*Short task*
Copy down every line where the string "icon" shows up.

* * * * * * * * *

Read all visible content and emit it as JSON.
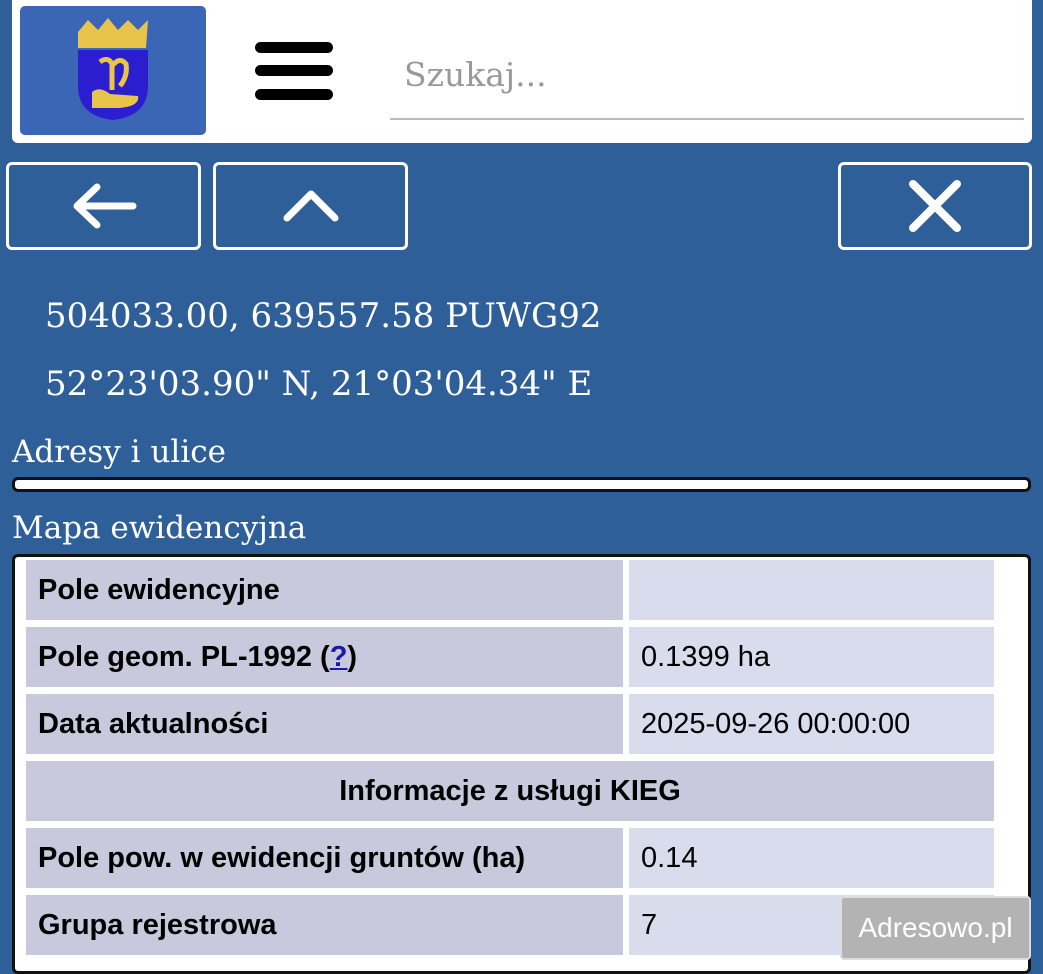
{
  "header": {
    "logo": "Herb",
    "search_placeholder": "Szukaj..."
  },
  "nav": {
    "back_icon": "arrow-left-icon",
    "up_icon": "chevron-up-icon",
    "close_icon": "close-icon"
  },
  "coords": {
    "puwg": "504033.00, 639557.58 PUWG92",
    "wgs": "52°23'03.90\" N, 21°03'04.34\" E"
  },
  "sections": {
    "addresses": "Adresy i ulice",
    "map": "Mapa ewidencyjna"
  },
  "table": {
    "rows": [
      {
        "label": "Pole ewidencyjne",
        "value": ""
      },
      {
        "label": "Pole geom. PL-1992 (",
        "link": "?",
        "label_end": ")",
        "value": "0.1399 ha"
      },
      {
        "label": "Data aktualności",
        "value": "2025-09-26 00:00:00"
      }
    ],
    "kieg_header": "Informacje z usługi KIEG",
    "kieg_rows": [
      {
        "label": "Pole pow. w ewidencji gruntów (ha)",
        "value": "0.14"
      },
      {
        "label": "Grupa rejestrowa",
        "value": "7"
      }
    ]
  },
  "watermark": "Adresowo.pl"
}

* * * * * * * * *

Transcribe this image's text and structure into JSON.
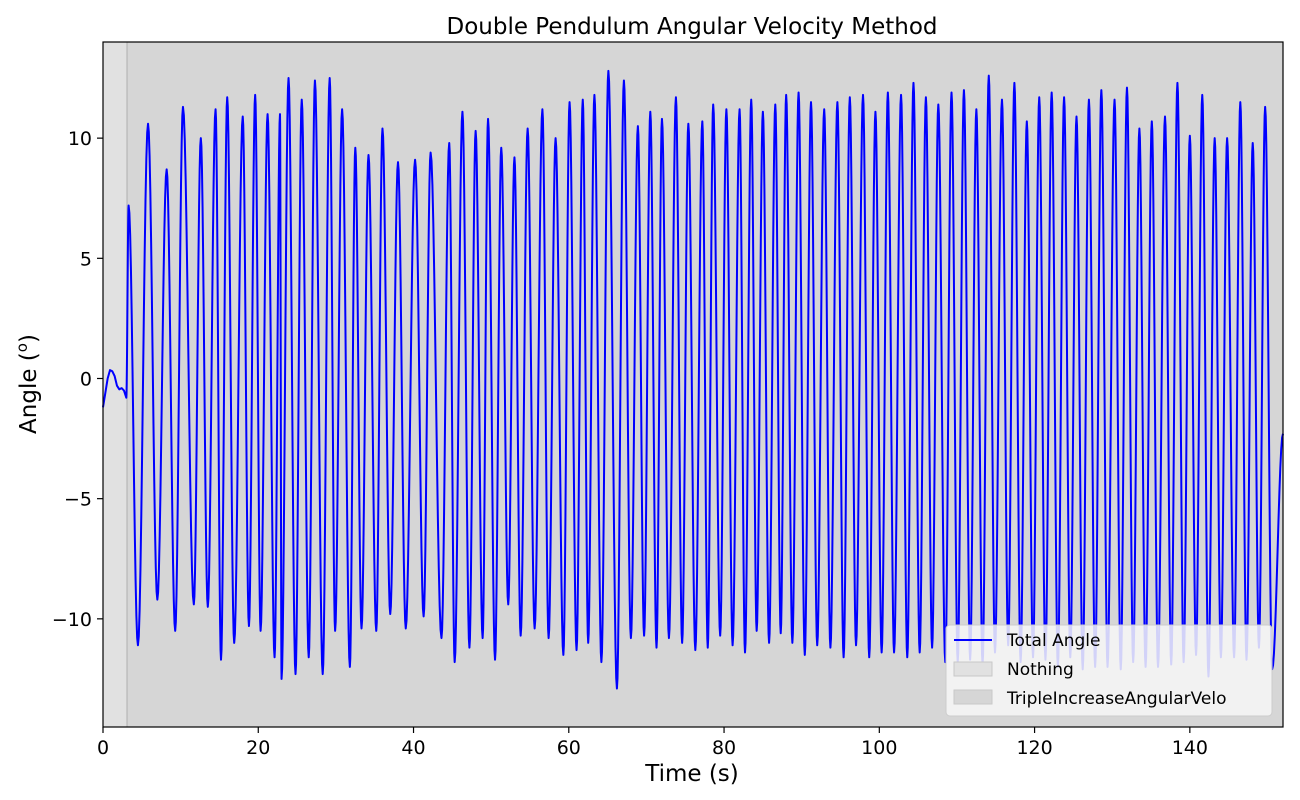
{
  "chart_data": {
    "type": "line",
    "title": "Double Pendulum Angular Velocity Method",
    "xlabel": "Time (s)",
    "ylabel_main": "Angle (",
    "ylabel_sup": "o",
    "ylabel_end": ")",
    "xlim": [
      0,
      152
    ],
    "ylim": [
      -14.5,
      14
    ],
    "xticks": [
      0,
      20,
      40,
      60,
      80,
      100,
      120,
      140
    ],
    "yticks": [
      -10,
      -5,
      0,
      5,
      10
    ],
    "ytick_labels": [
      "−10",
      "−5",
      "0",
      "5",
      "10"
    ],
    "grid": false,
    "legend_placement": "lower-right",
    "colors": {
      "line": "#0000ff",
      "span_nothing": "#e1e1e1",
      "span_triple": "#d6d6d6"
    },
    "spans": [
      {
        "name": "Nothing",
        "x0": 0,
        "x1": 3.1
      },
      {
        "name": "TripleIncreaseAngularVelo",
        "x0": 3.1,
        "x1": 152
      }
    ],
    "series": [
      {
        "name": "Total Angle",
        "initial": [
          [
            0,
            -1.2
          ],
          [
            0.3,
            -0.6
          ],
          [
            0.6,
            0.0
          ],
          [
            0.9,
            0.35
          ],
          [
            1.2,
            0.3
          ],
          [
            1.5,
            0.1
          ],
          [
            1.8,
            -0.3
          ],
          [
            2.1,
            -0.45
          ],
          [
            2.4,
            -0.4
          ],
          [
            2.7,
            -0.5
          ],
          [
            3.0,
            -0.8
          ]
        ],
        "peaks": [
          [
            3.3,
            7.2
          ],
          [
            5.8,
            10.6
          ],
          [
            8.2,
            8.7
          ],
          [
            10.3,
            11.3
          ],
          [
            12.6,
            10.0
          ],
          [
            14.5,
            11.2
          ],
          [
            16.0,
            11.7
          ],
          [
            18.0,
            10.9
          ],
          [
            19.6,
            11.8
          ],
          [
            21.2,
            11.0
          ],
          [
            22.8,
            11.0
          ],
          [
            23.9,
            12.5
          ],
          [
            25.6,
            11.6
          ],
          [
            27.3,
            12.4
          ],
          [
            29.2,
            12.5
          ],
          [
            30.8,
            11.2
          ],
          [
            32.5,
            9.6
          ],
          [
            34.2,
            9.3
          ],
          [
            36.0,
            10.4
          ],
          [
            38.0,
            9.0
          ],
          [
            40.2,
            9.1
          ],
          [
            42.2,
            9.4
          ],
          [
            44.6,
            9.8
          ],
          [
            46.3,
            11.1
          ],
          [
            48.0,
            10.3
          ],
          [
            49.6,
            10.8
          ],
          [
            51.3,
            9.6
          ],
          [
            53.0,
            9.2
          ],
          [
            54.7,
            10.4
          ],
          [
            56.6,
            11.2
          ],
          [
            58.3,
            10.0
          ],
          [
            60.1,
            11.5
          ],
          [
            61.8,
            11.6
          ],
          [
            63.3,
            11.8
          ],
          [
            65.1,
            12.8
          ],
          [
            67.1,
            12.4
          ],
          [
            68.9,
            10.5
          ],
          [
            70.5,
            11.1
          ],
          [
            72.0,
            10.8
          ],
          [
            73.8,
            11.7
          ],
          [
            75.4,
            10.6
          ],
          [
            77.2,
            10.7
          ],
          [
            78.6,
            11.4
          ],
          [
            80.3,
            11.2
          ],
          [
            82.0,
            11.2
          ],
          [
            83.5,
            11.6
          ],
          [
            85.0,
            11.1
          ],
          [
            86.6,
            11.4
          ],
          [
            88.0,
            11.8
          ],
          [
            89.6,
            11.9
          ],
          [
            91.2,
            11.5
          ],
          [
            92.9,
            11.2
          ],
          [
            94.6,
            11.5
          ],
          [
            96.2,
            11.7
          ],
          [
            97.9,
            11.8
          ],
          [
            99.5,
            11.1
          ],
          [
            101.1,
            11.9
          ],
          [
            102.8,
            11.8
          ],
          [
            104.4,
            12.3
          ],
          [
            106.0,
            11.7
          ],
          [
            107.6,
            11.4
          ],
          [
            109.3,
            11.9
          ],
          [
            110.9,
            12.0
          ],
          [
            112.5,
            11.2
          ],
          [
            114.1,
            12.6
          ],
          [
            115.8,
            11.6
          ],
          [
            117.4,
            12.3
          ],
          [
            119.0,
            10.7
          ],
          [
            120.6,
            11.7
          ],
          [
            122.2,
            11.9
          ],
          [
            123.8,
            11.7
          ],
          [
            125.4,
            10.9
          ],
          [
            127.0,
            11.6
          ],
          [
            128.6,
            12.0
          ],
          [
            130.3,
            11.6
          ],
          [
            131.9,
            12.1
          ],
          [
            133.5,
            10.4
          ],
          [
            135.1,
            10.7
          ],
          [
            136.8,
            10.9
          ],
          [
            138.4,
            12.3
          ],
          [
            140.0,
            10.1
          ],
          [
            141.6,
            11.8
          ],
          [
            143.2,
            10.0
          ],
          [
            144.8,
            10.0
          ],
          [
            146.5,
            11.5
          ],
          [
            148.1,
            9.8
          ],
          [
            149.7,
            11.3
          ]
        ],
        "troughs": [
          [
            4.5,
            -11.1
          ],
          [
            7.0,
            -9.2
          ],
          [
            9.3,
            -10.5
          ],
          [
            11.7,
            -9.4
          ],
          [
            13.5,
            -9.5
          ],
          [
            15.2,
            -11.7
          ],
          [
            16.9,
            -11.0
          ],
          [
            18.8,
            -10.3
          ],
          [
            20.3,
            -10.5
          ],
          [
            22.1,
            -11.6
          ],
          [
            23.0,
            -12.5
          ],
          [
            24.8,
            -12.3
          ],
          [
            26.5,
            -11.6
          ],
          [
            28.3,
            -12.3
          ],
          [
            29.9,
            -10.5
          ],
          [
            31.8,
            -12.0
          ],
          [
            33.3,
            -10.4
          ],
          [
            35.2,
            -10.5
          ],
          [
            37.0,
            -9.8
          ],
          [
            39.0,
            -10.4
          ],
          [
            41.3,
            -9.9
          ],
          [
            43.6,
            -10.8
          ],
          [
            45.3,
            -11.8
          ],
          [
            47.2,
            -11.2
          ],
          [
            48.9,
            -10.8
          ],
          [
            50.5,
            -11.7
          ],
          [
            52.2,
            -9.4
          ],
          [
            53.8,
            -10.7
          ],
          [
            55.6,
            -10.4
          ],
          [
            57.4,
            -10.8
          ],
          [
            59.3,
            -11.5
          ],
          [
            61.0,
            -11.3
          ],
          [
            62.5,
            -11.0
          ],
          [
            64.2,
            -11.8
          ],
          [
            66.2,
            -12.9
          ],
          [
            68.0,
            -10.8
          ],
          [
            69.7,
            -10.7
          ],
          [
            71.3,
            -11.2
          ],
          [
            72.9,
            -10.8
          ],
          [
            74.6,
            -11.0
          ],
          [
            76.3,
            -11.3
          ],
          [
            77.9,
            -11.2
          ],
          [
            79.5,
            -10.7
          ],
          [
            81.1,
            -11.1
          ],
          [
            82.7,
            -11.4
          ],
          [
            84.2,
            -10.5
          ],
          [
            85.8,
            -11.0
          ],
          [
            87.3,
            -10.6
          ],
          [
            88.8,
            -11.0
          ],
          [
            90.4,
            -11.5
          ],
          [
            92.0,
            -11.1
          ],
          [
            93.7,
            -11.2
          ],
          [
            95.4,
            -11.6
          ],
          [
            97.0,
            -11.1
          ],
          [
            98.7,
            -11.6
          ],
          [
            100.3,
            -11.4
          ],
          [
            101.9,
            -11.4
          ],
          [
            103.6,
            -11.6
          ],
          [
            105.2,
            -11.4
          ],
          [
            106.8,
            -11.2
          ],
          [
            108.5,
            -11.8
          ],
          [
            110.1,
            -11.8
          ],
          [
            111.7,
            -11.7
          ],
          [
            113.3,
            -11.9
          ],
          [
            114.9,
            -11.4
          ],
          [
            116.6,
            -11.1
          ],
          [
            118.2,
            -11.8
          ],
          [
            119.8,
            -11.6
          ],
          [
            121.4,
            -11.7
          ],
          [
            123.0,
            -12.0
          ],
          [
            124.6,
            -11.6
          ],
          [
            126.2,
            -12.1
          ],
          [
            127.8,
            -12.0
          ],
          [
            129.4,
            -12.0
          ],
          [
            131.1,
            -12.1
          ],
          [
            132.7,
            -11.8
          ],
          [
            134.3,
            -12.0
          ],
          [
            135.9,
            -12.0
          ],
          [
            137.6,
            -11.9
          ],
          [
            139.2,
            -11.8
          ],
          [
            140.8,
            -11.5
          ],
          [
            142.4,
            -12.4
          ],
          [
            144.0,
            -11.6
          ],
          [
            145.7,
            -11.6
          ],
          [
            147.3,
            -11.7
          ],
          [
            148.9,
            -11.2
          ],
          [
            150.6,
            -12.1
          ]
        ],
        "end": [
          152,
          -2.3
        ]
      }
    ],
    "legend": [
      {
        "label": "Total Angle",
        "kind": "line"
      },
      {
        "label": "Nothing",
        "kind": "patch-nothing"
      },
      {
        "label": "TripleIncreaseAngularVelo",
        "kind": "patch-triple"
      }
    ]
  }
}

* * * * * * * * *

*Right answer*
    "back_icon": "arrow-left-icon",
    "up_icon": "chevron-up-icon",
    "close_icon": "close-icon"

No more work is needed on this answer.